▸ CHALLENGE: Would you copy out the whole listing exactly as given?

↓↓↓

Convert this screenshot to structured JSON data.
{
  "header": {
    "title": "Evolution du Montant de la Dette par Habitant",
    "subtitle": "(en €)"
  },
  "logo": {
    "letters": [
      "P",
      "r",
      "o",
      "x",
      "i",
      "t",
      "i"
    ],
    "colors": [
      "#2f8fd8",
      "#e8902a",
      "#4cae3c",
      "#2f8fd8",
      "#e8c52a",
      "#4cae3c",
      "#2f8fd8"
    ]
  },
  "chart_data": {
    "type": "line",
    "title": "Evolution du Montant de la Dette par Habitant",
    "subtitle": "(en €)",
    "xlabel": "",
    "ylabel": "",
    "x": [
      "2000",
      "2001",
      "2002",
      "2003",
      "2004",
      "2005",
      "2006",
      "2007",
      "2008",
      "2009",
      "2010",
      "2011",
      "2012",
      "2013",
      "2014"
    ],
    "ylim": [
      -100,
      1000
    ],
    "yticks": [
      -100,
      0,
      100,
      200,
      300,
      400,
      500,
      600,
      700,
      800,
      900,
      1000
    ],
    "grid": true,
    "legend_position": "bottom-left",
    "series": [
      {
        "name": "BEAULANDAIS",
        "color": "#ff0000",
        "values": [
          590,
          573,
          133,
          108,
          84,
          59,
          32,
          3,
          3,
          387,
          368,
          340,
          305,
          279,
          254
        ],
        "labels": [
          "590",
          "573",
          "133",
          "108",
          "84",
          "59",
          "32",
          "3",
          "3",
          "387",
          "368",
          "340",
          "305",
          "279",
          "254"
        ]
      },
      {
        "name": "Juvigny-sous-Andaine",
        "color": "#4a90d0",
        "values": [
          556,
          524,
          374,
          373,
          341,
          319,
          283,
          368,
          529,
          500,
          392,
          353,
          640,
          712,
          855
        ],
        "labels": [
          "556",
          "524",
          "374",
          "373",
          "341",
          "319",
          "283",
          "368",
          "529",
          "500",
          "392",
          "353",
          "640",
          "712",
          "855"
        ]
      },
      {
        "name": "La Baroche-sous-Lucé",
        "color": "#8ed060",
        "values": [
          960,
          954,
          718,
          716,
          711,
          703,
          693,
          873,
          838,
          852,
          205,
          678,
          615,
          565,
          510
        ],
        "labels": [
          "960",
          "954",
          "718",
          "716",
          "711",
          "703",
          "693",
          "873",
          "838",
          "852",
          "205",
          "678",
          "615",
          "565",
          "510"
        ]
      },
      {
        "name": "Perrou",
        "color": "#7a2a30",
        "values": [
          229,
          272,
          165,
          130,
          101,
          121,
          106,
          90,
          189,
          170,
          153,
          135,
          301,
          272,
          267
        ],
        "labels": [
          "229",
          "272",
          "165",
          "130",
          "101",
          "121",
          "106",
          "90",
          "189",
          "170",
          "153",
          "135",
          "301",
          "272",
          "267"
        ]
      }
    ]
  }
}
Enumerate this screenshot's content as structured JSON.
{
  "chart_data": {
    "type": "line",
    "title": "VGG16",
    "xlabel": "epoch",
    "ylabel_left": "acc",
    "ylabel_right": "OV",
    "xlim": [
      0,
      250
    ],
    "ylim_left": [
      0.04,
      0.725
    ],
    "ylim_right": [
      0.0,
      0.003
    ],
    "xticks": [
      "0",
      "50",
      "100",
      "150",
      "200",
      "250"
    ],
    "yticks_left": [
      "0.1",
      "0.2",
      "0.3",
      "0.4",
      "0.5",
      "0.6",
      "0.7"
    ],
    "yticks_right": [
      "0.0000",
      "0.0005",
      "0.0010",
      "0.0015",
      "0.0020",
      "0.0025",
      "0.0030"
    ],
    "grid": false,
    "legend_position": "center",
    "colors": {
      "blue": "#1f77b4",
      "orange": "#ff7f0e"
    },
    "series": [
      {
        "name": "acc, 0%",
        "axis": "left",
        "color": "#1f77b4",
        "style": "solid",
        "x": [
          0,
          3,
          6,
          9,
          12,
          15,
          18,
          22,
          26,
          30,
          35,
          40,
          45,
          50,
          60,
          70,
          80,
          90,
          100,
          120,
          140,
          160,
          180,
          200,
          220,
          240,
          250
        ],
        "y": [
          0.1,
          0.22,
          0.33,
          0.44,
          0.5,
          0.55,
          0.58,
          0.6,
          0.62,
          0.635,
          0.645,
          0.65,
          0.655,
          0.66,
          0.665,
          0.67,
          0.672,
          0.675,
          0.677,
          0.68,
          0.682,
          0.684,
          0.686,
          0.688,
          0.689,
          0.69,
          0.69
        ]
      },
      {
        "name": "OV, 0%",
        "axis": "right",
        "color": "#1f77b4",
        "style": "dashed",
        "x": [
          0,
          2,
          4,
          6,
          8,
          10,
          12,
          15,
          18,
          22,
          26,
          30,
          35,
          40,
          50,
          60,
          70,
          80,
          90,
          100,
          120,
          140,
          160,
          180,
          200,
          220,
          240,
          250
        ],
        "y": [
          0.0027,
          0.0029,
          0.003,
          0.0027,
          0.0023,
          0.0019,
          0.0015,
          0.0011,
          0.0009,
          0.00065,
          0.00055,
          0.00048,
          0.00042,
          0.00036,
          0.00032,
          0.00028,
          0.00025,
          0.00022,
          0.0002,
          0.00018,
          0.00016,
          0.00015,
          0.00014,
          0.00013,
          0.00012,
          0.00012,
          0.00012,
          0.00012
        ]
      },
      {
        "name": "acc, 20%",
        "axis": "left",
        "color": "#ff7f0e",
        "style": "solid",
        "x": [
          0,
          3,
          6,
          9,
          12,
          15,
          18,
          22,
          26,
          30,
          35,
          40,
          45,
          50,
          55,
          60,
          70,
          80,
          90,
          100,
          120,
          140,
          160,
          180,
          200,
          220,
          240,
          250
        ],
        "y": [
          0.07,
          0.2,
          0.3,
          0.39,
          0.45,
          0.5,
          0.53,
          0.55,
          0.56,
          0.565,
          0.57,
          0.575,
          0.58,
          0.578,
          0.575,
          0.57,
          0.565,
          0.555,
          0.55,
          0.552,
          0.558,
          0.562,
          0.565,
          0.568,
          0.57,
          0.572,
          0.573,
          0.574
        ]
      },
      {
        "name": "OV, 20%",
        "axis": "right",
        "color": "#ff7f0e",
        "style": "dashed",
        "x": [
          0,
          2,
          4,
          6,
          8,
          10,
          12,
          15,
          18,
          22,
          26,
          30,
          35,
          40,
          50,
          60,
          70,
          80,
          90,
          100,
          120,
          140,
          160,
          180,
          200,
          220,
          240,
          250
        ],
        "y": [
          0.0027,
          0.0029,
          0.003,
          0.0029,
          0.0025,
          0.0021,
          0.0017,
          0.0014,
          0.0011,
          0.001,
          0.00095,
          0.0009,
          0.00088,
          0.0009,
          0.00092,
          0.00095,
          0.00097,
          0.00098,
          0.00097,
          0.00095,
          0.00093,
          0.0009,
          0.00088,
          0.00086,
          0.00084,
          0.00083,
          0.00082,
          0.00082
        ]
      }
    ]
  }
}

↑↑↑

▸ ANSWER TO THE TASK:
Convert this screenshot to structured JSON data.
{
  "header": {
    "title": "Evolution du Montant de la Dette par Habitant",
    "subtitle": "(en €)"
  },
  "logo": {
    "letters": [
      "P",
      "r",
      "o",
      "x",
      "i",
      "t",
      "i"
    ],
    "colors": [
      "#2f8fd8",
      "#e8902a",
      "#4cae3c",
      "#2f8fd8",
      "#e8c52a",
      "#4cae3c",
      "#2f8fd8"
    ]
  },
  "chart_data": {
    "type": "line",
    "title": "Evolution du Montant de la Dette par Habitant",
    "subtitle": "(en €)",
    "xlabel": "",
    "ylabel": "",
    "x": [
      "2000",
      "2001",
      "2002",
      "2003",
      "2004",
      "2005",
      "2006",
      "2007",
      "2008",
      "2009",
      "2010",
      "2011",
      "2012",
      "2013",
      "2014"
    ],
    "ylim": [
      -100,
      1000
    ],
    "yticks": [
      -100,
      0,
      100,
      200,
      300,
      400,
      500,
      600,
      700,
      800,
      900,
      1000
    ],
    "grid": true,
    "legend_position": "bottom-left",
    "series": [
      {
        "name": "BEAULANDAIS",
        "color": "#ff0000",
        "values": [
          590,
          573,
          133,
          108,
          84,
          59,
          32,
          3,
          3,
          387,
          368,
          340,
          305,
          279,
          254
        ],
        "labels": [
          "590",
          "573",
          "133",
          "108",
          "84",
          "59",
          "32",
          "3",
          "3",
          "387",
          "368",
          "340",
          "305",
          "279",
          "254"
        ]
      },
      {
        "name": "Juvigny-sous-Andaine",
        "color": "#4a90d0",
        "values": [
          556,
          524,
          374,
          373,
          341,
          319,
          283,
          368,
          529,
          500,
          392,
          353,
          640,
          712,
          855
        ],
        "labels": [
          "556",
          "524",
          "374",
          "373",
          "341",
          "319",
          "283",
          "368",
          "529",
          "500",
          "392",
          "353",
          "640",
          "712",
          "855"
        ]
      },
      {
        "name": "La Baroche-sous-Lucé",
        "color": "#8ed060",
        "values": [
          960,
          954,
          718,
          716,
          711,
          703,
          693,
          873,
          838,
          852,
          205,
          678,
          615,
          565,
          510
        ],
        "labels": [
          "960",
          "954",
          "718",
          "716",
          "711",
          "703",
          "693",
          "873",
          "838",
          "852",
          "205",
          "678",
          "615",
          "565",
          "510"
        ]
      },
      {
        "name": "Perrou",
        "color": "#7a2a30",
        "values": [
          229,
          272,
          165,
          130,
          101,
          121,
          106,
          90,
          189,
          170,
          153,
          135,
          301,
          272,
          267
        ],
        "labels": [
          "229",
          "272",
          "165",
          "130",
          "101",
          "121",
          "106",
          "90",
          "189",
          "170",
          "153",
          "135",
          "301",
          "272",
          "267"
        ]
      }
    ]
  }
}
Enumerate this screenshot's content as structured JSON.
{
  "chart_data": {
    "type": "line",
    "title": "VGG16",
    "xlabel": "epoch",
    "ylabel_left": "acc",
    "ylabel_right": "OV",
    "xlim": [
      0,
      250
    ],
    "ylim_left": [
      0.04,
      0.725
    ],
    "ylim_right": [
      0.0,
      0.003
    ],
    "xticks": [
      "0",
      "50",
      "100",
      "150",
      "200",
      "250"
    ],
    "yticks_left": [
      "0.1",
      "0.2",
      "0.3",
      "0.4",
      "0.5",
      "0.6",
      "0.7"
    ],
    "yticks_right": [
      "0.0000",
      "0.0005",
      "0.0010",
      "0.0015",
      "0.0020",
      "0.0025",
      "0.0030"
    ],
    "grid": false,
    "legend_position": "center",
    "colors": {
      "blue": "#1f77b4",
      "orange": "#ff7f0e"
    },
    "series": [
      {
        "name": "acc, 0%",
        "axis": "left",
        "color": "#1f77b4",
        "style": "solid",
        "x": [
          0,
          3,
          6,
          9,
          12,
          15,
          18,
          22,
          26,
          30,
          35,
          40,
          45,
          50,
          60,
          70,
          80,
          90,
          100,
          120,
          140,
          160,
          180,
          200,
          220,
          240,
          250
        ],
        "y": [
          0.1,
          0.22,
          0.33,
          0.44,
          0.5,
          0.55,
          0.58,
          0.6,
          0.62,
          0.635,
          0.645,
          0.65,
          0.655,
          0.66,
          0.665,
          0.67,
          0.672,
          0.675,
          0.677,
          0.68,
          0.682,
          0.684,
          0.686,
          0.688,
          0.689,
          0.69,
          0.69
        ]
      },
      {
        "name": "OV, 0%",
        "axis": "right",
        "color": "#1f77b4",
        "style": "dashed",
        "x": [
          0,
          2,
          4,
          6,
          8,
          10,
          12,
          15,
          18,
          22,
          26,
          30,
          35,
          40,
          50,
          60,
          70,
          80,
          90,
          100,
          120,
          140,
          160,
          180,
          200,
          220,
          240,
          250
        ],
        "y": [
          0.0027,
          0.0029,
          0.003,
          0.0027,
          0.0023,
          0.0019,
          0.0015,
          0.0011,
          0.0009,
          0.00065,
          0.00055,
          0.00048,
          0.00042,
          0.00036,
          0.00032,
          0.00028,
          0.00025,
          0.00022,
          0.0002,
          0.00018,
          0.00016,
          0.00015,
          0.00014,
          0.00013,
          0.00012,
          0.00012,
          0.00012,
          0.00012
        ]
      },
      {
        "name": "acc, 20%",
        "axis": "left",
        "color": "#ff7f0e",
        "style": "solid",
        "x": [
          0,
          3,
          6,
          9,
          12,
          15,
          18,
          22,
          26,
          30,
          35,
          40,
          45,
          50,
          55,
          60,
          70,
          80,
          90,
          100,
          120,
          140,
          160,
          180,
          200,
          220,
          240,
          250
        ],
        "y": [
          0.07,
          0.2,
          0.3,
          0.39,
          0.45,
          0.5,
          0.53,
          0.55,
          0.56,
          0.565,
          0.57,
          0.575,
          0.58,
          0.578,
          0.575,
          0.57,
          0.565,
          0.555,
          0.55,
          0.552,
          0.558,
          0.562,
          0.565,
          0.568,
          0.57,
          0.572,
          0.573,
          0.574
        ]
      },
      {
        "name": "OV, 20%",
        "axis": "right",
        "color": "#ff7f0e",
        "style": "dashed",
        "x": [
          0,
          2,
          4,
          6,
          8,
          10,
          12,
          15,
          18,
          22,
          26,
          30,
          35,
          40,
          50,
          60,
          70,
          80,
          90,
          100,
          120,
          140,
          160,
          180,
          200,
          220,
          240,
          250
        ],
        "y": [
          0.0027,
          0.0029,
          0.003,
          0.0029,
          0.0025,
          0.0021,
          0.0017,
          0.0014,
          0.0011,
          0.001,
          0.00095,
          0.0009,
          0.00088,
          0.0009,
          0.00092,
          0.00095,
          0.00097,
          0.00098,
          0.00097,
          0.00095,
          0.00093,
          0.0009,
          0.00088,
          0.00086,
          0.00084,
          0.00083,
          0.00082,
          0.00082
        ]
      }
    ]
  }
}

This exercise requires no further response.